## Exercise details:
Repeat the lines that follow, leaving nothing out.

Raw records
— start —

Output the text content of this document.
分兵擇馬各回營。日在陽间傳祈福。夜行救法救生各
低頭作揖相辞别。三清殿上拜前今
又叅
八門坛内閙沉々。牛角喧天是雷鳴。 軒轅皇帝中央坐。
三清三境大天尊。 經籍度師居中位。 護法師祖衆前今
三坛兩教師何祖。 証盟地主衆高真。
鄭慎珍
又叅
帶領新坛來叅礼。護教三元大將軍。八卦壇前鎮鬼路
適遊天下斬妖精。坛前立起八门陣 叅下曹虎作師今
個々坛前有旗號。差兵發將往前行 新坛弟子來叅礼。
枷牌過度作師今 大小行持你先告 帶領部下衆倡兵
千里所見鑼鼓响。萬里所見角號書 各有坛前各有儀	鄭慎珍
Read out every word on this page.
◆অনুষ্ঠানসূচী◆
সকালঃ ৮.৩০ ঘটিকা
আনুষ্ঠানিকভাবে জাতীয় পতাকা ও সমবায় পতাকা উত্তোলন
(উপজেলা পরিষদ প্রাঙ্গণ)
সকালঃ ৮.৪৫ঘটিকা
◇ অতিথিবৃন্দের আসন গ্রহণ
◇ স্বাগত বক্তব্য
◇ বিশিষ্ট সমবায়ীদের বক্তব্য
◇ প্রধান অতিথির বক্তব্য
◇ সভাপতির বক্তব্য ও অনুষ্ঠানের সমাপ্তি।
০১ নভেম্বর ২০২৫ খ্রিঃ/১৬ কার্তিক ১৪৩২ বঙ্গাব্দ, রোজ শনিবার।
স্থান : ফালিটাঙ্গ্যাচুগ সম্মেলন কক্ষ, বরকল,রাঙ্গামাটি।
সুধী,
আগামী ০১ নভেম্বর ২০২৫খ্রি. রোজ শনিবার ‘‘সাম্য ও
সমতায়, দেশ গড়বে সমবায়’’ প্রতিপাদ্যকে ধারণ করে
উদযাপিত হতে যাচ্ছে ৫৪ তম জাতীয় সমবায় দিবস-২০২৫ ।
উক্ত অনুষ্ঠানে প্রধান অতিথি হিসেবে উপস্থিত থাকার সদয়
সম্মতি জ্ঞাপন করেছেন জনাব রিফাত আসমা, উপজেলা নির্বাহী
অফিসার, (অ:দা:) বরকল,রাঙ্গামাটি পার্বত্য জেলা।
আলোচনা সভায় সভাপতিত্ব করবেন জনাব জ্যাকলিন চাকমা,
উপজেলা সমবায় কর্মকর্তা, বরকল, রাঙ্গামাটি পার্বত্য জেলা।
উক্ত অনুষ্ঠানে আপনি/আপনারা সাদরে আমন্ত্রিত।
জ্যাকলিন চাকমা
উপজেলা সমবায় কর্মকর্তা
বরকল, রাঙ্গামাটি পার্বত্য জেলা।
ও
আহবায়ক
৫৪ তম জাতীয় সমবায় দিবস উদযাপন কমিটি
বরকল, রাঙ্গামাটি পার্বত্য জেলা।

— end —

## The output:
Output the text content of this document.
分兵擇馬各回營。日在陽间傳祈福。夜行救法救生各
低頭作揖相辞别。三清殿上拜前今
又叅
八門坛内閙沉々。牛角喧天是雷鳴。 軒轅皇帝中央坐。
三清三境大天尊。 經籍度師居中位。 護法師祖衆前今
三坛兩教師何祖。 証盟地主衆高真。
鄭慎珍
又叅
帶領新坛來叅礼。護教三元大將軍。八卦壇前鎮鬼路
適遊天下斬妖精。坛前立起八门陣 叅下曹虎作師今
個々坛前有旗號。差兵發將往前行 新坛弟子來叅礼。
枷牌過度作師今 大小行持你先告 帶領部下衆倡兵
千里所見鑼鼓响。萬里所見角號書 各有坛前各有儀	鄭慎珍
Read out every word on this page.
◆অনুষ্ঠানসূচী◆
সকালঃ ৮.৩০ ঘটিকা
আনুষ্ঠানিকভাবে জাতীয় পতাকা ও সমবায় পতাকা উত্তোলন
(উপজেলা পরিষদ প্রাঙ্গণ)
সকালঃ ৮.৪৫ঘটিকা
◇ অতিথিবৃন্দের আসন গ্রহণ
◇ স্বাগত বক্তব্য
◇ বিশিষ্ট সমবায়ীদের বক্তব্য
◇ প্রধান অতিথির বক্তব্য
◇ সভাপতির বক্তব্য ও অনুষ্ঠানের সমাপ্তি।
০১ নভেম্বর ২০২৫ খ্রিঃ/১৬ কার্তিক ১৪৩২ বঙ্গাব্দ, রোজ শনিবার।
স্থান : ফালিটাঙ্গ্যাচুগ সম্মেলন কক্ষ, বরকল,রাঙ্গামাটি।
সুধী,
আগামী ০১ নভেম্বর ২০২৫খ্রি. রোজ শনিবার ‘‘সাম্য ও
সমতায়, দেশ গড়বে সমবায়’’ প্রতিপাদ্যকে ধারণ করে
উদযাপিত হতে যাচ্ছে ৫৪ তম জাতীয় সমবায় দিবস-২০২৫ ।
উক্ত অনুষ্ঠানে প্রধান অতিথি হিসেবে উপস্থিত থাকার সদয়
সম্মতি জ্ঞাপন করেছেন জনাব রিফাত আসমা, উপজেলা নির্বাহী
অফিসার, (অ:দা:) বরকল,রাঙ্গামাটি পার্বত্য জেলা।
আলোচনা সভায় সভাপতিত্ব করবেন জনাব জ্যাকলিন চাকমা,
উপজেলা সমবায় কর্মকর্তা, বরকল, রাঙ্গামাটি পার্বত্য জেলা।
উক্ত অনুষ্ঠানে আপনি/আপনারা সাদরে আমন্ত্রিত।
জ্যাকলিন চাকমা
উপজেলা সমবায় কর্মকর্তা
বরকল, রাঙ্গামাটি পার্বত্য জেলা।
ও
আহবায়ক
৫৪ তম জাতীয় সমবায় দিবস উদযাপন কমিটি
বরকল, রাঙ্গামাটি পার্বত্য জেলা।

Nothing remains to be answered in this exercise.